EXERCISE OBJECTIVE
The records that follow are to be repeated without alteration.

INFORMATION GIVEN
------

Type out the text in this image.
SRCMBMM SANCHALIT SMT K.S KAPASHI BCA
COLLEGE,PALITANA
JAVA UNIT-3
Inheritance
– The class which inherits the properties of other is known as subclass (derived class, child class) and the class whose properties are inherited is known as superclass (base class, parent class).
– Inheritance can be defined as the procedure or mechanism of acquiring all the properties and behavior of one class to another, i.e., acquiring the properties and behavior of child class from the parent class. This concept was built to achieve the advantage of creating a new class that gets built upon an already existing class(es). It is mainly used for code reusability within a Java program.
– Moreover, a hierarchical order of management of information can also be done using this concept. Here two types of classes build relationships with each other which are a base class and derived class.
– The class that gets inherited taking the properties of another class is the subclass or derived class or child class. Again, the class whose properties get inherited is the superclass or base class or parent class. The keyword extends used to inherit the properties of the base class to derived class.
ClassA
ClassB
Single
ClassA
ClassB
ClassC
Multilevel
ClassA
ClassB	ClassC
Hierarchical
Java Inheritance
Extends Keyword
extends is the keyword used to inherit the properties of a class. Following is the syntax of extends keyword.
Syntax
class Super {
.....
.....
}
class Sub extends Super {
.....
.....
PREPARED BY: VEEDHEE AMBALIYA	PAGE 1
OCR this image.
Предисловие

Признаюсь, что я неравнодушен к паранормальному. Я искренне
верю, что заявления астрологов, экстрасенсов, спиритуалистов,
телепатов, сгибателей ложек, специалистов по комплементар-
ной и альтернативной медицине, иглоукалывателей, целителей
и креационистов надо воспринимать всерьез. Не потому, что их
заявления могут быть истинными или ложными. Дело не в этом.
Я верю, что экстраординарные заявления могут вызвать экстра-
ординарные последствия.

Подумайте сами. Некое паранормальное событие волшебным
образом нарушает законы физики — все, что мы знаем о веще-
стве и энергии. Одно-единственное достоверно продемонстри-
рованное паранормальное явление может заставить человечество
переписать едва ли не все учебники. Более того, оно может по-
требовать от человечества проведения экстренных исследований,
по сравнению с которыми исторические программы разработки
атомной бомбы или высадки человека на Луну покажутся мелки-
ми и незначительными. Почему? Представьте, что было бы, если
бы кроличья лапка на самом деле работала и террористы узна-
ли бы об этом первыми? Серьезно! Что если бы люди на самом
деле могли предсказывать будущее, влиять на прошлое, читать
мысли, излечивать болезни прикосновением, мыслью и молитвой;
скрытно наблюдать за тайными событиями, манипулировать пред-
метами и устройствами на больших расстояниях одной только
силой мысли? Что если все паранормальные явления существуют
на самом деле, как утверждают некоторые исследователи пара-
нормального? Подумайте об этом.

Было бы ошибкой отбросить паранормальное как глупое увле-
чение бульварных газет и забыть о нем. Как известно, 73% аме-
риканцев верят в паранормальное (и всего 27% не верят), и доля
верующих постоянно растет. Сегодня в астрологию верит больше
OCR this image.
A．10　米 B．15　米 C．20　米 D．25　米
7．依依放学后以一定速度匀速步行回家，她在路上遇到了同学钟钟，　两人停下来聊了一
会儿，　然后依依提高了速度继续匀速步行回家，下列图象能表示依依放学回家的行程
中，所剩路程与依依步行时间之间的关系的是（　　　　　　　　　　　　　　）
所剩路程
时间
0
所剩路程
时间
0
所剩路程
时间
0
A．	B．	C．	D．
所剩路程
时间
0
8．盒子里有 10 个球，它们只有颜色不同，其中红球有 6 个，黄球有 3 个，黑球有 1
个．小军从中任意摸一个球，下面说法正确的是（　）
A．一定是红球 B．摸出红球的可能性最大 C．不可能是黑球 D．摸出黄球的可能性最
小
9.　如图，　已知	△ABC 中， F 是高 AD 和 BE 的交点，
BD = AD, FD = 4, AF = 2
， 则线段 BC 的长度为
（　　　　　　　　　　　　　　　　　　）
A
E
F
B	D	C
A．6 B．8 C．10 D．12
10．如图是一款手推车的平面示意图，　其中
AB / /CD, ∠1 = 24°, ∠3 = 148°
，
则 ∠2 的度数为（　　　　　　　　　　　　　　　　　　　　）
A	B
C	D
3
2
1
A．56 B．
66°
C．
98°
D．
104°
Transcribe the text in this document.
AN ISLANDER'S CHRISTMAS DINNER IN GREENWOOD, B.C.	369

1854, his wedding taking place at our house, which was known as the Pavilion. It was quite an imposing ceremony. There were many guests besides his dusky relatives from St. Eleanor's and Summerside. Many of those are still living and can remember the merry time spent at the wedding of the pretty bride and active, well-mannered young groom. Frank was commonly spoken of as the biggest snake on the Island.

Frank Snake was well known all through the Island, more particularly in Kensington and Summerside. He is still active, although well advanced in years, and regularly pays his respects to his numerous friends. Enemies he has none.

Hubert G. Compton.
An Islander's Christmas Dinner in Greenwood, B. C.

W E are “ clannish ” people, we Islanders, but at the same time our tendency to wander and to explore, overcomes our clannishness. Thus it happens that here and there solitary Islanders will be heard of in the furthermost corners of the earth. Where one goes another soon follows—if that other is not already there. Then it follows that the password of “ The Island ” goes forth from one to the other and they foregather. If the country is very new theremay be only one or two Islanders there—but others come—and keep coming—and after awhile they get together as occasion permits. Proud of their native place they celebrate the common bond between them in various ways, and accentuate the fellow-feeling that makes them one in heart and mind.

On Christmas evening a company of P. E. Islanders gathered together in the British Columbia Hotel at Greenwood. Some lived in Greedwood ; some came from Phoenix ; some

------

RESULT BELOW
Type out the text in this image.
SRCMBMM SANCHALIT SMT K.S KAPASHI BCA
COLLEGE,PALITANA
JAVA UNIT-3
Inheritance
– The class which inherits the properties of other is known as subclass (derived class, child class) and the class whose properties are inherited is known as superclass (base class, parent class).
– Inheritance can be defined as the procedure or mechanism of acquiring all the properties and behavior of one class to another, i.e., acquiring the properties and behavior of child class from the parent class. This concept was built to achieve the advantage of creating a new class that gets built upon an already existing class(es). It is mainly used for code reusability within a Java program.
– Moreover, a hierarchical order of management of information can also be done using this concept. Here two types of classes build relationships with each other which are a base class and derived class.
– The class that gets inherited taking the properties of another class is the subclass or derived class or child class. Again, the class whose properties get inherited is the superclass or base class or parent class. The keyword extends used to inherit the properties of the base class to derived class.
ClassA
ClassB
Single
ClassA
ClassB
ClassC
Multilevel
ClassA
ClassB	ClassC
Hierarchical
Java Inheritance
Extends Keyword
extends is the keyword used to inherit the properties of a class. Following is the syntax of extends keyword.
Syntax
class Super {
.....
.....
}
class Sub extends Super {
.....
.....
PREPARED BY: VEEDHEE AMBALIYA	PAGE 1
OCR this image.
Предисловие

Признаюсь, что я неравнодушен к паранормальному. Я искренне
верю, что заявления астрологов, экстрасенсов, спиритуалистов,
телепатов, сгибателей ложек, специалистов по комплементар-
ной и альтернативной медицине, иглоукалывателей, целителей
и креационистов надо воспринимать всерьез. Не потому, что их
заявления могут быть истинными или ложными. Дело не в этом.
Я верю, что экстраординарные заявления могут вызвать экстра-
ординарные последствия.

Подумайте сами. Некое паранормальное событие волшебным
образом нарушает законы физики — все, что мы знаем о веще-
стве и энергии. Одно-единственное достоверно продемонстри-
рованное паранормальное явление может заставить человечество
переписать едва ли не все учебники. Более того, оно может по-
требовать от человечества проведения экстренных исследований,
по сравнению с которыми исторические программы разработки
атомной бомбы или высадки человека на Луну покажутся мелки-
ми и незначительными. Почему? Представьте, что было бы, если
бы кроличья лапка на самом деле работала и террористы узна-
ли бы об этом первыми? Серьезно! Что если бы люди на самом
деле могли предсказывать будущее, влиять на прошлое, читать
мысли, излечивать болезни прикосновением, мыслью и молитвой;
скрытно наблюдать за тайными событиями, манипулировать пред-
метами и устройствами на больших расстояниях одной только
силой мысли? Что если все паранормальные явления существуют
на самом деле, как утверждают некоторые исследователи пара-
нормального? Подумайте об этом.

Было бы ошибкой отбросить паранормальное как глупое увле-
чение бульварных газет и забыть о нем. Как известно, 73% аме-
риканцев верят в паранормальное (и всего 27% не верят), и доля
верующих постоянно растет. Сегодня в астрологию верит больше
OCR this image.
A．10　米 B．15　米 C．20　米 D．25　米
7．依依放学后以一定速度匀速步行回家，她在路上遇到了同学钟钟，　两人停下来聊了一
会儿，　然后依依提高了速度继续匀速步行回家，下列图象能表示依依放学回家的行程
中，所剩路程与依依步行时间之间的关系的是（　　　　　　　　　　　　　　）
所剩路程
时间
0
所剩路程
时间
0
所剩路程
时间
0
A．	B．	C．	D．
所剩路程
时间
0
8．盒子里有 10 个球，它们只有颜色不同，其中红球有 6 个，黄球有 3 个，黑球有 1
个．小军从中任意摸一个球，下面说法正确的是（　）
A．一定是红球 B．摸出红球的可能性最大 C．不可能是黑球 D．摸出黄球的可能性最
小
9.　如图，　已知	△ABC 中， F 是高 AD 和 BE 的交点，
BD = AD, FD = 4, AF = 2
， 则线段 BC 的长度为
（　　　　　　　　　　　　　　　　　　）
A
E
F
B	D	C
A．6 B．8 C．10 D．12
10．如图是一款手推车的平面示意图，　其中
AB / /CD, ∠1 = 24°, ∠3 = 148°
，
则 ∠2 的度数为（　　　　　　　　　　　　　　　　　　　　）
A	B
C	D
3
2
1
A．56 B．
66°
C．
98°
D．
104°
Transcribe the text in this document.
AN ISLANDER'S CHRISTMAS DINNER IN GREENWOOD, B.C.	369

1854, his wedding taking place at our house, which was known as the Pavilion. It was quite an imposing ceremony. There were many guests besides his dusky relatives from St. Eleanor's and Summerside. Many of those are still living and can remember the merry time spent at the wedding of the pretty bride and active, well-mannered young groom. Frank was commonly spoken of as the biggest snake on the Island.

Frank Snake was well known all through the Island, more particularly in Kensington and Summerside. He is still active, although well advanced in years, and regularly pays his respects to his numerous friends. Enemies he has none.

Hubert G. Compton.
An Islander's Christmas Dinner in Greenwood, B. C.

W E are “ clannish ” people, we Islanders, but at the same time our tendency to wander and to explore, overcomes our clannishness. Thus it happens that here and there solitary Islanders will be heard of in the furthermost corners of the earth. Where one goes another soon follows—if that other is not already there. Then it follows that the password of “ The Island ” goes forth from one to the other and they foregather. If the country is very new theremay be only one or two Islanders there—but others come—and keep coming—and after awhile they get together as occasion permits. Proud of their native place they celebrate the common bond between them in various ways, and accentuate the fellow-feeling that makes them one in heart and mind.

On Christmas evening a company of P. E. Islanders gathered together in the British Columbia Hotel at Greenwood. Some lived in Greedwood ; some came from Phoenix ; some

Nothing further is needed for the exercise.